- [AIM OF THE TASK]: Go through the entries below and return every line that contains "agora".

- [EXERCISE INPUTS]:
★ ★ ★ ★

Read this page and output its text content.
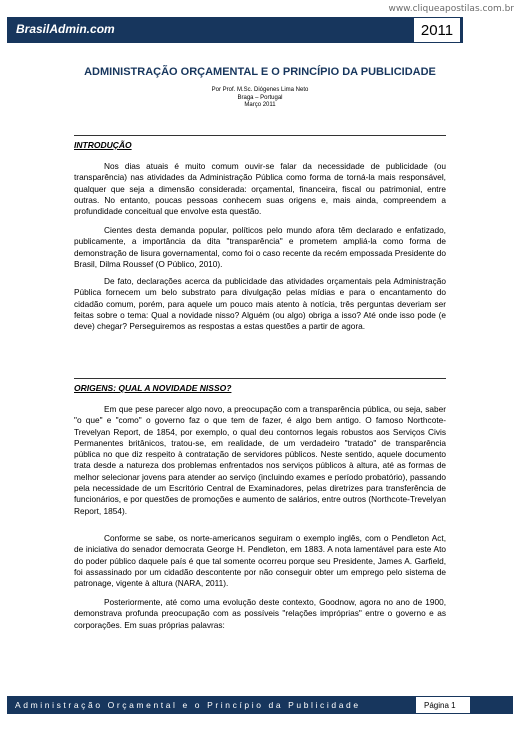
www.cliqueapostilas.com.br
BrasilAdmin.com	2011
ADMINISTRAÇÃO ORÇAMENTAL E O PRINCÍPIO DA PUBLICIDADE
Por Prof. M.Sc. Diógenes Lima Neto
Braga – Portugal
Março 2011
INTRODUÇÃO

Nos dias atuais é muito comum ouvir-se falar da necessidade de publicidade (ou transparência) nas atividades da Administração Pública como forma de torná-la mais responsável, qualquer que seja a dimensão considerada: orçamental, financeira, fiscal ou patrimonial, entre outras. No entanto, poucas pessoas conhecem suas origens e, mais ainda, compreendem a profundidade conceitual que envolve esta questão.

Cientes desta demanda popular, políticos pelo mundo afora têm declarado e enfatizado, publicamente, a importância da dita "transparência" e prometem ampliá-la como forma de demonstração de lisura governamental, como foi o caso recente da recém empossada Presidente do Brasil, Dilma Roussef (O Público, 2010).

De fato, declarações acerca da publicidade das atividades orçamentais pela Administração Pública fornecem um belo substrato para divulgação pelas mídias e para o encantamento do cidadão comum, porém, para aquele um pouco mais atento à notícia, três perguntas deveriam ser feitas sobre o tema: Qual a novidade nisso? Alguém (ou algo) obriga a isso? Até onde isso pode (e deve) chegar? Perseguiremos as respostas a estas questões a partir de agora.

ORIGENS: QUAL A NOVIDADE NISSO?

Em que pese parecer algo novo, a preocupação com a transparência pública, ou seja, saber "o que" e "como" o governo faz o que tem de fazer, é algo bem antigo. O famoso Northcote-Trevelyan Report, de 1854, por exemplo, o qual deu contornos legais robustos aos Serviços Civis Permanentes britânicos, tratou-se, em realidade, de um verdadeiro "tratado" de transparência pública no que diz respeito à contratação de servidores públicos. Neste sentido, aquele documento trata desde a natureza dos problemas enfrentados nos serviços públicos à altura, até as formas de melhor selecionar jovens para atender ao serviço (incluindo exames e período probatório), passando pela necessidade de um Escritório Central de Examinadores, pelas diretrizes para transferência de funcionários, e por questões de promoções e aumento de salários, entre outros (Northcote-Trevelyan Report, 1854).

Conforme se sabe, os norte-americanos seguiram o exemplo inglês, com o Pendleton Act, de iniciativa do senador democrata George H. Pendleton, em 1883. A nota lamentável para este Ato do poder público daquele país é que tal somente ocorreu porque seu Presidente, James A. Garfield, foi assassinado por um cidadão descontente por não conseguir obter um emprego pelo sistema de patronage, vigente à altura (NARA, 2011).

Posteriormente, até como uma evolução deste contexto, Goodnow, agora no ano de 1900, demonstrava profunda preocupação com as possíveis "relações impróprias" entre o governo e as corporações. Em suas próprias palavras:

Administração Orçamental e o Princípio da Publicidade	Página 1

★ ★ ★ ★

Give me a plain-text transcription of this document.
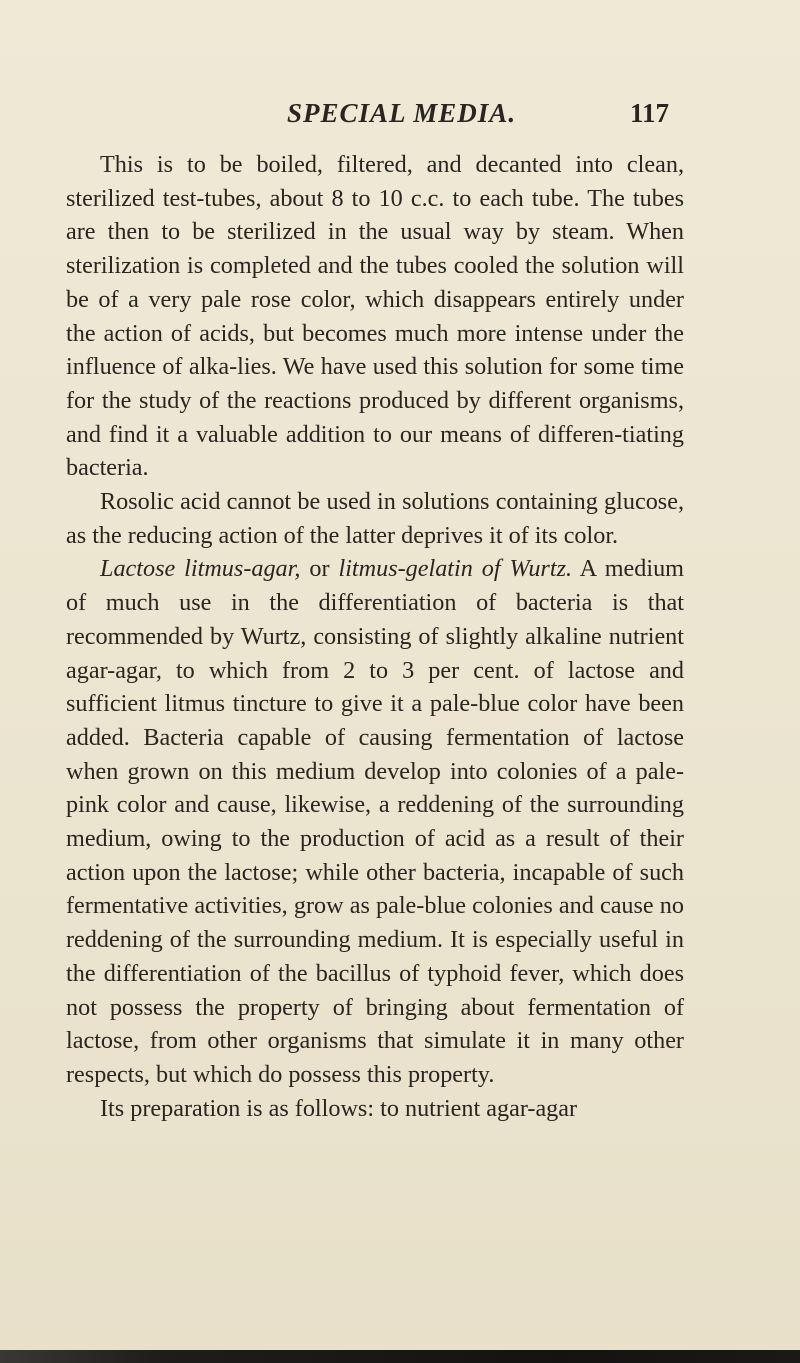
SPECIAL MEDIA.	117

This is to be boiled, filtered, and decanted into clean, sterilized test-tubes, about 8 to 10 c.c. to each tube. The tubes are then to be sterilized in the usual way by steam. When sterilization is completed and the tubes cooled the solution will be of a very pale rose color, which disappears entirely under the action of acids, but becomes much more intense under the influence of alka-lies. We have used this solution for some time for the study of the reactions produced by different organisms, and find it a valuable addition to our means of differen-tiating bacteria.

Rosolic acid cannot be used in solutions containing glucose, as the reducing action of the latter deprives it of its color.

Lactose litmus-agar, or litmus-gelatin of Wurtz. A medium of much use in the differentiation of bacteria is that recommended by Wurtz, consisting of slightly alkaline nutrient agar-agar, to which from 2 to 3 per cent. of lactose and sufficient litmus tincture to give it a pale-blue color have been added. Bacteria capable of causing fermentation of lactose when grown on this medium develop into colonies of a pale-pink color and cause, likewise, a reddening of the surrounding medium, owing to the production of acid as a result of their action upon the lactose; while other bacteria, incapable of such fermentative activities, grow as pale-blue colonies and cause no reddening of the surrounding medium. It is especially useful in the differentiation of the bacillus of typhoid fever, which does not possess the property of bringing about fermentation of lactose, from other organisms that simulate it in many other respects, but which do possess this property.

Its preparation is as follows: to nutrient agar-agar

★ ★ ★ ★

- [OUTPUT FOR THIS TASK]:
De fato, declarações acerca da publicidade das atividades orçamentais pela Administração Pública fornecem um belo substrato para divulgação pelas mídias e para o encantamento do cidadão comum, porém, para aquele um pouco mais atento à notícia, três perguntas deveriam ser feitas sobre o tema: Qual a novidade nisso? Alguém (ou algo) obriga a isso? Até onde isso pode (e deve) chegar? Perseguiremos as respostas a estas questões a partir de agora.
Posteriormente, até como uma evolução deste contexto, Goodnow, agora no ano de 1900, demonstrava profunda preocupação com as possíveis "relações impróprias" entre o governo e as corporações. Em suas próprias palavras:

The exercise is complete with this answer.